The entries below contain pictures. Retype everything except those pictures, exactly as given.

::: DATA

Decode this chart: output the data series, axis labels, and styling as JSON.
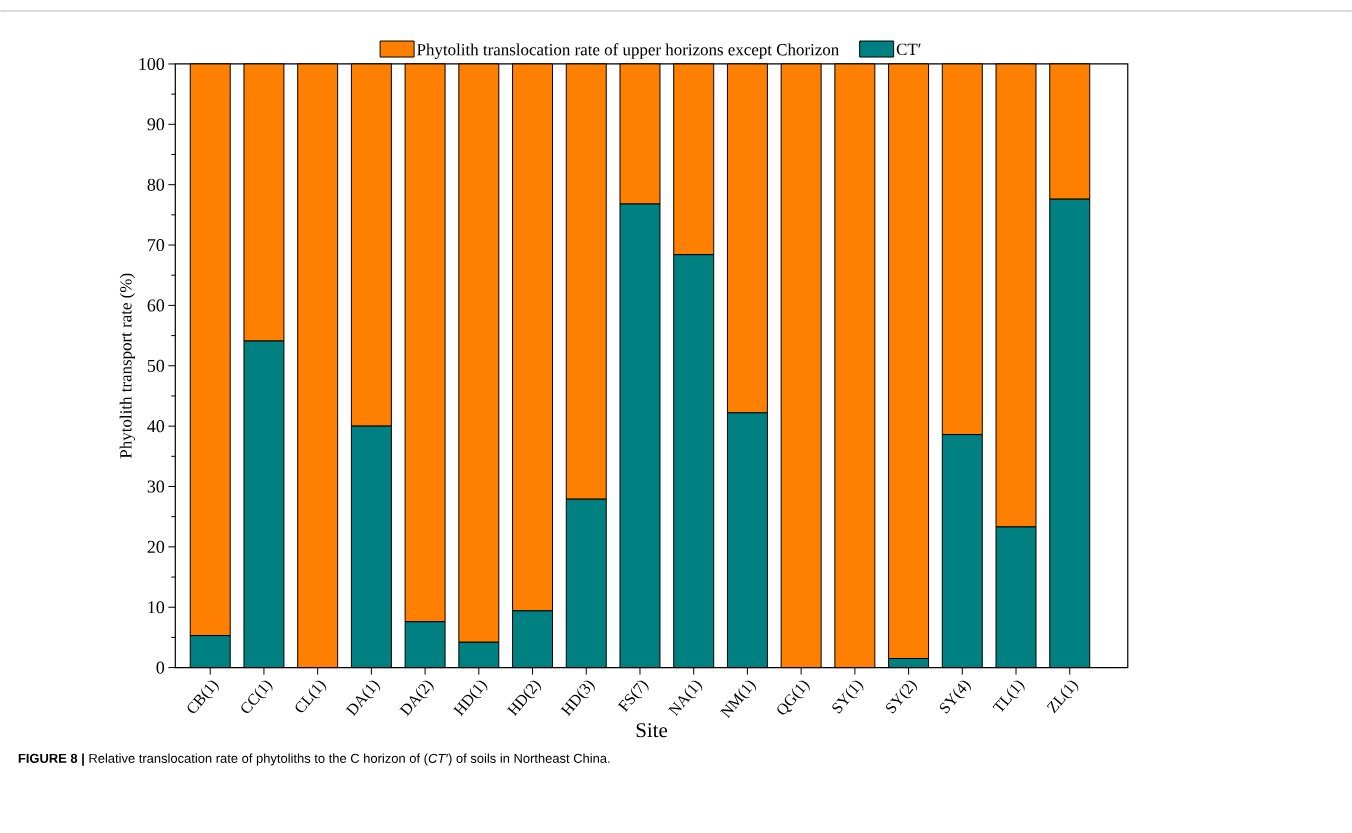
{
  "chart_data": {
    "type": "bar",
    "stacked": true,
    "xlabel": "Site",
    "ylabel": "Phytolith transport rate (%)",
    "categories": [
      "CB(1)",
      "CC(1)",
      "CL(1)",
      "DA(1)",
      "DA(2)",
      "HD(1)",
      "HD(2)",
      "HD(3)",
      "FS(7)",
      "NA(1)",
      "NM(1)",
      "QG(1)",
      "SY(1)",
      "SY(2)",
      "SY(4)",
      "TL(1)",
      "ZL(1)"
    ],
    "series": [
      {
        "name": "CT′",
        "color": "#008080",
        "values": [
          5.3,
          54.1,
          0,
          40.0,
          7.6,
          4.2,
          9.4,
          27.9,
          76.8,
          68.4,
          42.2,
          0,
          0,
          1.5,
          38.6,
          23.3,
          77.6
        ]
      },
      {
        "name": "Phytolith translocation rate of upper horizons except Chorizon",
        "color": "#ff8000",
        "values": [
          94.7,
          45.9,
          100,
          60.0,
          92.4,
          95.8,
          90.6,
          72.1,
          23.2,
          31.6,
          57.8,
          100,
          100,
          98.5,
          61.4,
          76.7,
          22.4
        ]
      }
    ],
    "ylim": [
      0,
      100
    ],
    "yticks": [
      0,
      10,
      20,
      30,
      40,
      50,
      60,
      70,
      80,
      90,
      100
    ],
    "grid": false,
    "legend": "top",
    "annotations": [
      "**FIGURE 8 |** Relative translocation rate of phytoliths to the C horizon of (*CT′*) of soils in Northeast China."
    ]
  }
}
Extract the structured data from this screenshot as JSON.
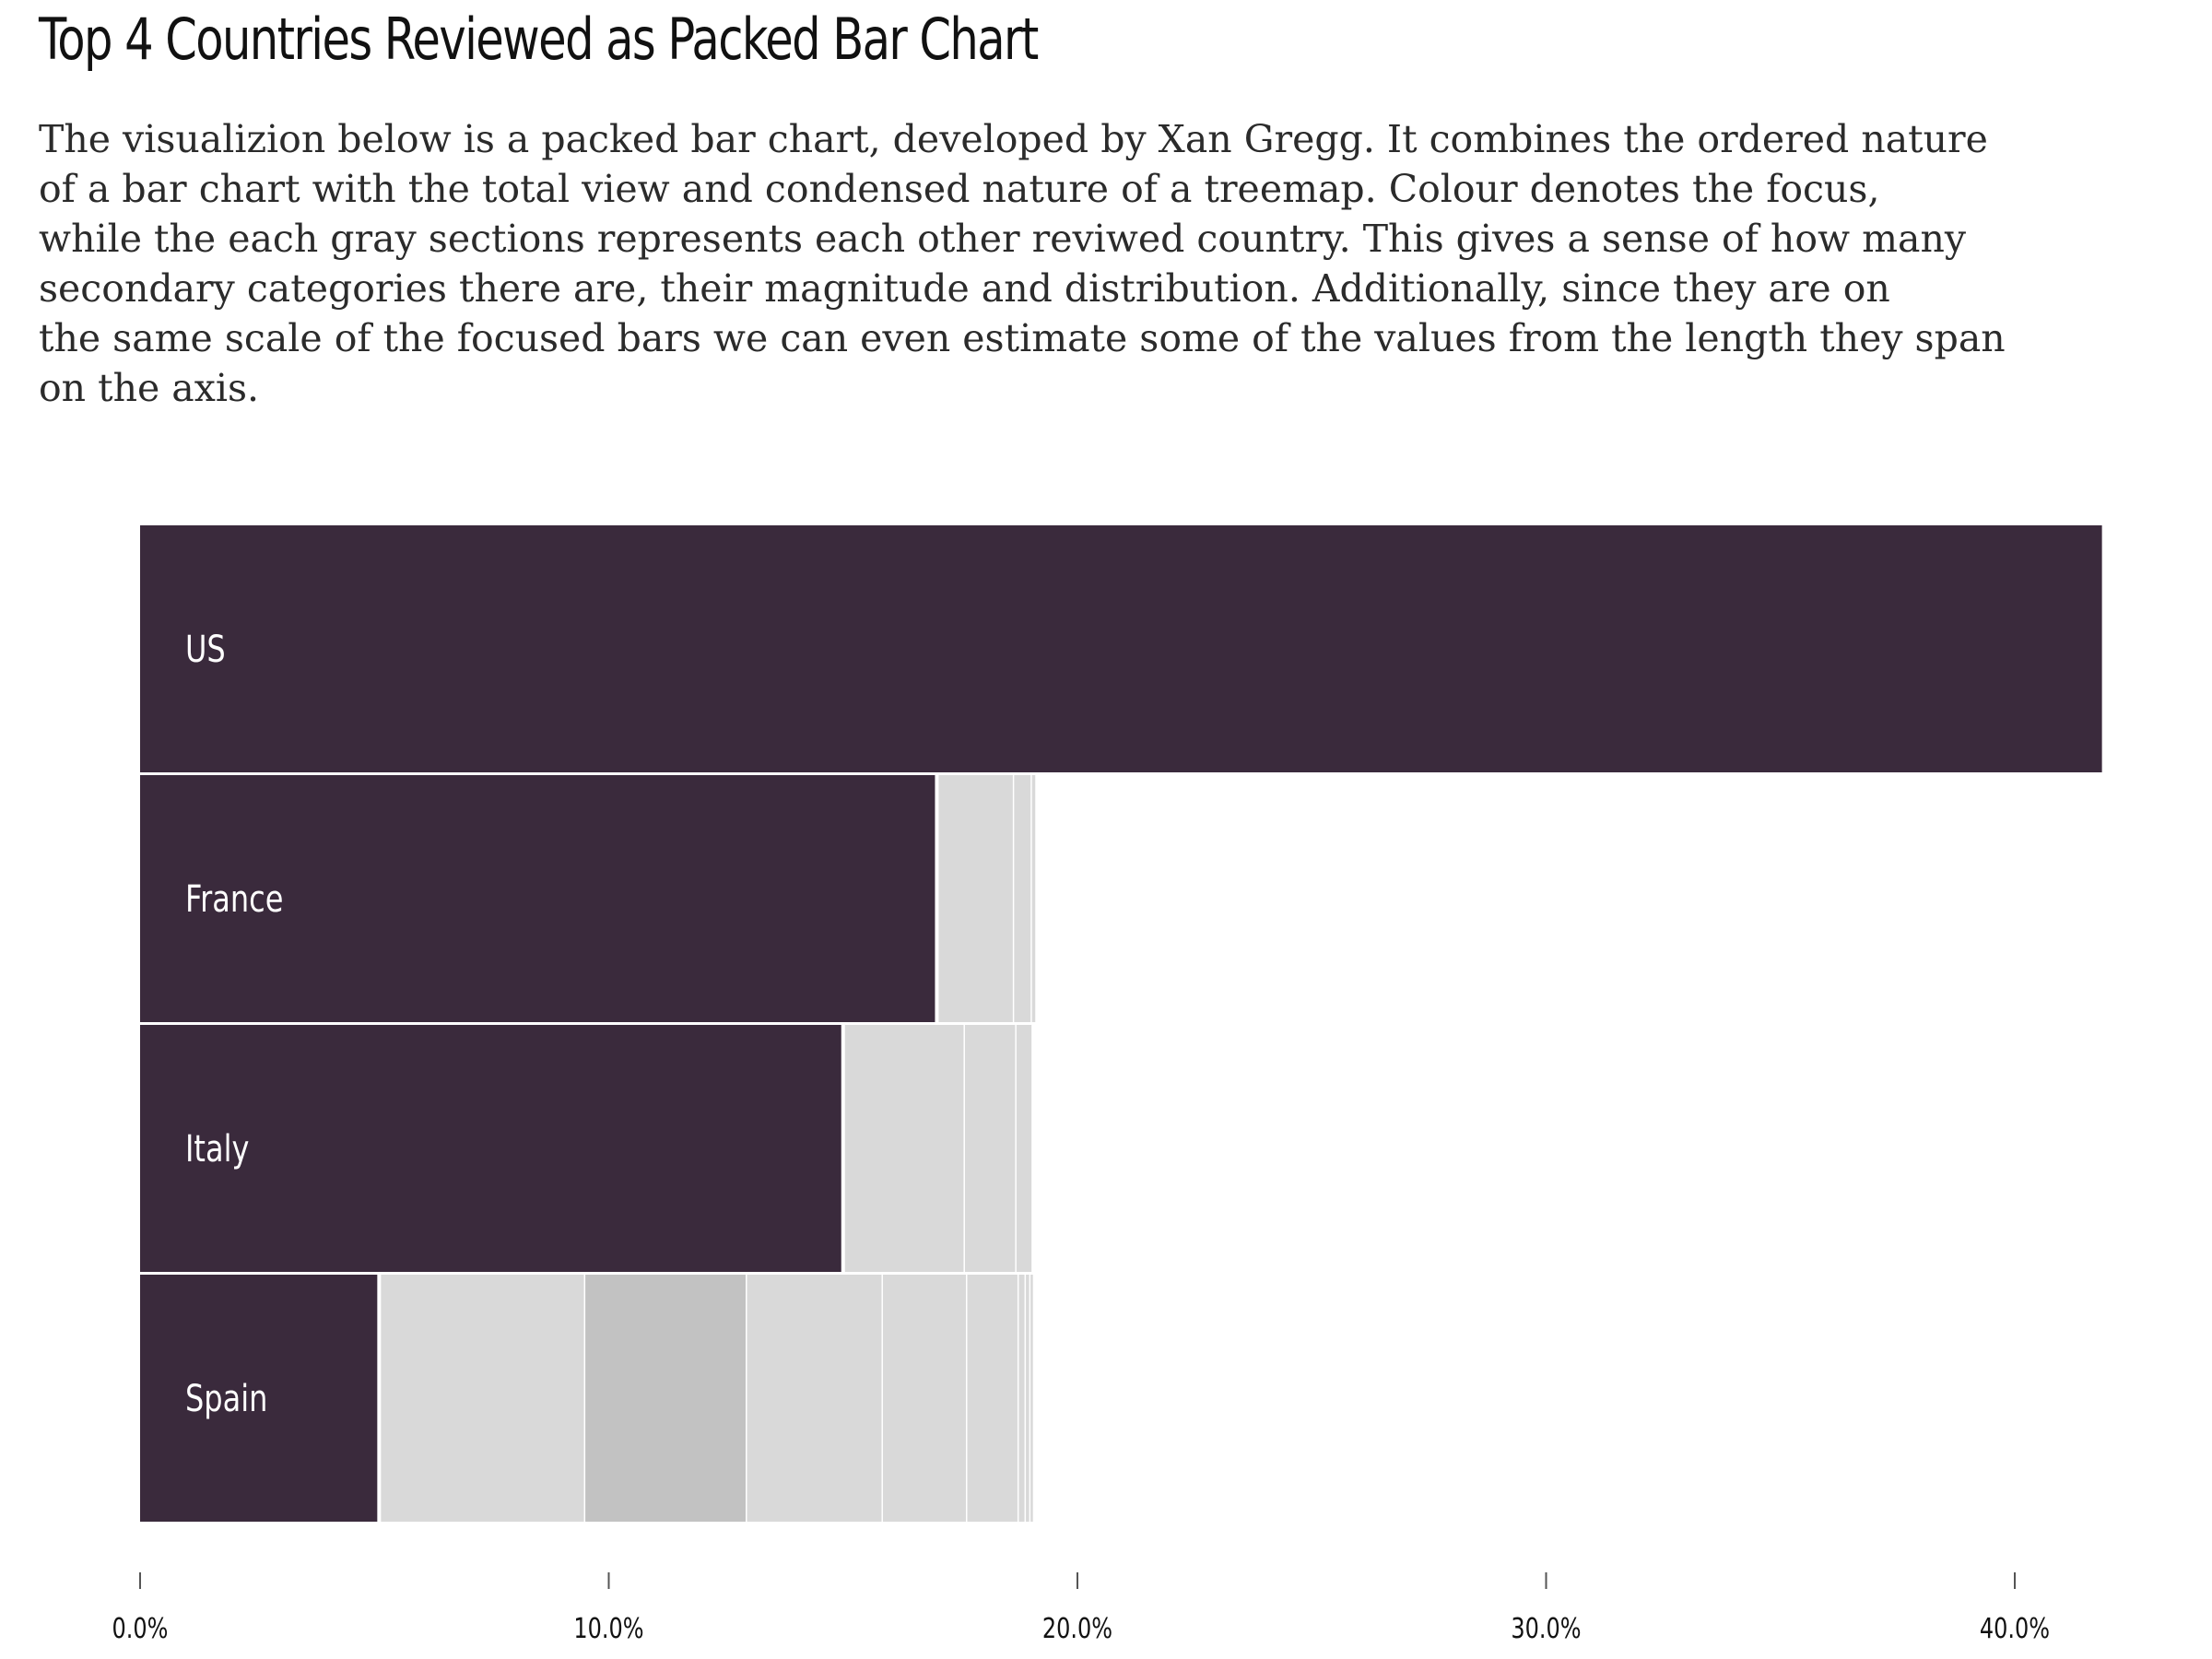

::::::

§ PROBLEM SOLUTION:
Decode this chart: output the data series, axis labels, and styling as JSON.
{
  "chart_data": {
    "type": "bar",
    "stacked": true,
    "xlabel": "Site",
    "ylabel": "Phytolith transport rate (%)",
    "categories": [
      "CB(1)",
      "CC(1)",
      "CL(1)",
      "DA(1)",
      "DA(2)",
      "HD(1)",
      "HD(2)",
      "HD(3)",
      "FS(7)",
      "NA(1)",
      "NM(1)",
      "QG(1)",
      "SY(1)",
      "SY(2)",
      "SY(4)",
      "TL(1)",
      "ZL(1)"
    ],
    "series": [
      {
        "name": "CT′",
        "color": "#008080",
        "values": [
          5.3,
          54.1,
          0,
          40.0,
          7.6,
          4.2,
          9.4,
          27.9,
          76.8,
          68.4,
          42.2,
          0,
          0,
          1.5,
          38.6,
          23.3,
          77.6
        ]
      },
      {
        "name": "Phytolith translocation rate of upper horizons except Chorizon",
        "color": "#ff8000",
        "values": [
          94.7,
          45.9,
          100,
          60.0,
          92.4,
          95.8,
          90.6,
          72.1,
          23.2,
          31.6,
          57.8,
          100,
          100,
          98.5,
          61.4,
          76.7,
          22.4
        ]
      }
    ],
    "ylim": [
      0,
      100
    ],
    "yticks": [
      0,
      10,
      20,
      30,
      40,
      50,
      60,
      70,
      80,
      90,
      100
    ],
    "grid": false,
    "legend": "top",
    "annotations": [
      "**FIGURE 8 |** Relative translocation rate of phytoliths to the C horizon of (*CT′*) of soils in Northeast China."
    ]
  }
}
Extract the structured data from this screenshot as JSON.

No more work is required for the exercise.